** begin Data entries **

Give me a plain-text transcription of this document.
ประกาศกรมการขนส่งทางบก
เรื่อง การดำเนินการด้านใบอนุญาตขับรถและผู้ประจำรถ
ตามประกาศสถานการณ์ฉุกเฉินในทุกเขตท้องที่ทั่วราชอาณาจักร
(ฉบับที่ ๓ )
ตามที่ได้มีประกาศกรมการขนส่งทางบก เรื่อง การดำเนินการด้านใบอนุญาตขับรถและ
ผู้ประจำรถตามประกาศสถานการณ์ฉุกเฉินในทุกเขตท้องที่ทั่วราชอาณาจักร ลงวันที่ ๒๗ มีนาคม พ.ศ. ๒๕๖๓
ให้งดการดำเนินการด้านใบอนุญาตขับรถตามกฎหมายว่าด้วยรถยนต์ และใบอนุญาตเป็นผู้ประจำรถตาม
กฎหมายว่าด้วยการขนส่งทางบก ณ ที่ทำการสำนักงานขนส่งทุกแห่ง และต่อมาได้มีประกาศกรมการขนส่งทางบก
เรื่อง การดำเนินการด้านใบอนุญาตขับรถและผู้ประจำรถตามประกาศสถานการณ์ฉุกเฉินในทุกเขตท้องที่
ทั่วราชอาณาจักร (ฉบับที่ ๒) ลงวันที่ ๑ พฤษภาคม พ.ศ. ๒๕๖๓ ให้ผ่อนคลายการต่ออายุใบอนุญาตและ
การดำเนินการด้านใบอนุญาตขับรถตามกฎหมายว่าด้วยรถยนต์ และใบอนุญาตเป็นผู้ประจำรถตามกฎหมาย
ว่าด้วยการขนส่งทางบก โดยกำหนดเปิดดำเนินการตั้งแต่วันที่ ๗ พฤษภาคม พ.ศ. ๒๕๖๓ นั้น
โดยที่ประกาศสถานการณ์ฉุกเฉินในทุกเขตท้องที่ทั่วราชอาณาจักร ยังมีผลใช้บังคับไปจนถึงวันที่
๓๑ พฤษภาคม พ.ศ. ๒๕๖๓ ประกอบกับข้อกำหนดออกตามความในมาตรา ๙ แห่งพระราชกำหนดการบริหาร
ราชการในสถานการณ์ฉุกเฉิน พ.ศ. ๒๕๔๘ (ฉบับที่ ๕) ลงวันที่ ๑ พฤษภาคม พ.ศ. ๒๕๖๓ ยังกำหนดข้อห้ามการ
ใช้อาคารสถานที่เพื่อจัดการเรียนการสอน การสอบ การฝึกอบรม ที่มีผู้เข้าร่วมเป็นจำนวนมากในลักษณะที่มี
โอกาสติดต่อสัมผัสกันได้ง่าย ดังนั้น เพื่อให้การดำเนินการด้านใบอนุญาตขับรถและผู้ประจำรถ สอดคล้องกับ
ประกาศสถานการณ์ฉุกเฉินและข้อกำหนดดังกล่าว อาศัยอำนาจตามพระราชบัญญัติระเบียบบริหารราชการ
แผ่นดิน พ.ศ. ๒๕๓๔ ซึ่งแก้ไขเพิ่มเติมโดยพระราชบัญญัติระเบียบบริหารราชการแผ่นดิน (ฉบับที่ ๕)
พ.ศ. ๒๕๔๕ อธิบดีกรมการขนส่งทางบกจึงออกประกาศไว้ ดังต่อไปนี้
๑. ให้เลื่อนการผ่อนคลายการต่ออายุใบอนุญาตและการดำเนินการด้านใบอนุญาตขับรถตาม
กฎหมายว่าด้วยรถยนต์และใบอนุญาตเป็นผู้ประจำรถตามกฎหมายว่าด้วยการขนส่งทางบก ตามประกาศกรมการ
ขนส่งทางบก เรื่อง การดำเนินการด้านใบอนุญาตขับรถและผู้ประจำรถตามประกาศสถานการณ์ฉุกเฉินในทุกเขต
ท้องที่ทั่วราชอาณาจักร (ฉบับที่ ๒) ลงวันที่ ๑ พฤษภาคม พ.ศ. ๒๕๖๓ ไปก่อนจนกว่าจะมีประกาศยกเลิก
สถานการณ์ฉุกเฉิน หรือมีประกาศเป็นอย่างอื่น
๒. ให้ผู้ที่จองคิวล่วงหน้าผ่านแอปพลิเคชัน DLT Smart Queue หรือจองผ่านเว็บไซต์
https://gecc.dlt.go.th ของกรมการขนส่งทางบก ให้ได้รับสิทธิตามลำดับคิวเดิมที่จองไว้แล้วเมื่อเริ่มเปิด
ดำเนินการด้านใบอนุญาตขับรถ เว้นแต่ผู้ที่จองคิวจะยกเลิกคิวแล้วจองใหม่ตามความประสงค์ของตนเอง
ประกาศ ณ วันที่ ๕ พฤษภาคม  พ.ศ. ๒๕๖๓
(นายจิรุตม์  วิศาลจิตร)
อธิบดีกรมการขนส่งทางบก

** end Data entries **

Exercise task:
Return the entries above exactly, each one complete.

Output for this task:
Give me a plain-text transcription of this document.
ประกาศกรมการขนส่งทางบก
เรื่อง การดำเนินการด้านใบอนุญาตขับรถและผู้ประจำรถ
ตามประกาศสถานการณ์ฉุกเฉินในทุกเขตท้องที่ทั่วราชอาณาจักร
(ฉบับที่ ๓ )
ตามที่ได้มีประกาศกรมการขนส่งทางบก เรื่อง การดำเนินการด้านใบอนุญาตขับรถและ
ผู้ประจำรถตามประกาศสถานการณ์ฉุกเฉินในทุกเขตท้องที่ทั่วราชอาณาจักร ลงวันที่ ๒๗ มีนาคม พ.ศ. ๒๕๖๓
ให้งดการดำเนินการด้านใบอนุญาตขับรถตามกฎหมายว่าด้วยรถยนต์ และใบอนุญาตเป็นผู้ประจำรถตาม
กฎหมายว่าด้วยการขนส่งทางบก ณ ที่ทำการสำนักงานขนส่งทุกแห่ง และต่อมาได้มีประกาศกรมการขนส่งทางบก
เรื่อง การดำเนินการด้านใบอนุญาตขับรถและผู้ประจำรถตามประกาศสถานการณ์ฉุกเฉินในทุกเขตท้องที่
ทั่วราชอาณาจักร (ฉบับที่ ๒) ลงวันที่ ๑ พฤษภาคม พ.ศ. ๒๕๖๓ ให้ผ่อนคลายการต่ออายุใบอนุญาตและ
การดำเนินการด้านใบอนุญาตขับรถตามกฎหมายว่าด้วยรถยนต์ และใบอนุญาตเป็นผู้ประจำรถตามกฎหมาย
ว่าด้วยการขนส่งทางบก โดยกำหนดเปิดดำเนินการตั้งแต่วันที่ ๗ พฤษภาคม พ.ศ. ๒๕๖๓ นั้น
โดยที่ประกาศสถานการณ์ฉุกเฉินในทุกเขตท้องที่ทั่วราชอาณาจักร ยังมีผลใช้บังคับไปจนถึงวันที่
๓๑ พฤษภาคม พ.ศ. ๒๕๖๓ ประกอบกับข้อกำหนดออกตามความในมาตรา ๙ แห่งพระราชกำหนดการบริหาร
ราชการในสถานการณ์ฉุกเฉิน พ.ศ. ๒๕๔๘ (ฉบับที่ ๕) ลงวันที่ ๑ พฤษภาคม พ.ศ. ๒๕๖๓ ยังกำหนดข้อห้ามการ
ใช้อาคารสถานที่เพื่อจัดการเรียนการสอน การสอบ การฝึกอบรม ที่มีผู้เข้าร่วมเป็นจำนวนมากในลักษณะที่มี
โอกาสติดต่อสัมผัสกันได้ง่าย ดังนั้น เพื่อให้การดำเนินการด้านใบอนุญาตขับรถและผู้ประจำรถ สอดคล้องกับ
ประกาศสถานการณ์ฉุกเฉินและข้อกำหนดดังกล่าว อาศัยอำนาจตามพระราชบัญญัติระเบียบบริหารราชการ
แผ่นดิน พ.ศ. ๒๕๓๔ ซึ่งแก้ไขเพิ่มเติมโดยพระราชบัญญัติระเบียบบริหารราชการแผ่นดิน (ฉบับที่ ๕)
พ.ศ. ๒๕๔๕ อธิบดีกรมการขนส่งทางบกจึงออกประกาศไว้ ดังต่อไปนี้
๑. ให้เลื่อนการผ่อนคลายการต่ออายุใบอนุญาตและการดำเนินการด้านใบอนุญาตขับรถตาม
กฎหมายว่าด้วยรถยนต์และใบอนุญาตเป็นผู้ประจำรถตามกฎหมายว่าด้วยการขนส่งทางบก ตามประกาศกรมการ
ขนส่งทางบก เรื่อง การดำเนินการด้านใบอนุญาตขับรถและผู้ประจำรถตามประกาศสถานการณ์ฉุกเฉินในทุกเขต
ท้องที่ทั่วราชอาณาจักร (ฉบับที่ ๒) ลงวันที่ ๑ พฤษภาคม พ.ศ. ๒๕๖๓ ไปก่อนจนกว่าจะมีประกาศยกเลิก
สถานการณ์ฉุกเฉิน หรือมีประกาศเป็นอย่างอื่น
๒. ให้ผู้ที่จองคิวล่วงหน้าผ่านแอปพลิเคชัน DLT Smart Queue หรือจองผ่านเว็บไซต์
https://gecc.dlt.go.th ของกรมการขนส่งทางบก ให้ได้รับสิทธิตามลำดับคิวเดิมที่จองไว้แล้วเมื่อเริ่มเปิด
ดำเนินการด้านใบอนุญาตขับรถ เว้นแต่ผู้ที่จองคิวจะยกเลิกคิวแล้วจองใหม่ตามความประสงค์ของตนเอง
ประกาศ ณ วันที่ ๕ พฤษภาคม  พ.ศ. ๒๕๖๓
(นายจิรุตม์  วิศาลจิตร)
อธิบดีกรมการขนส่งทางบก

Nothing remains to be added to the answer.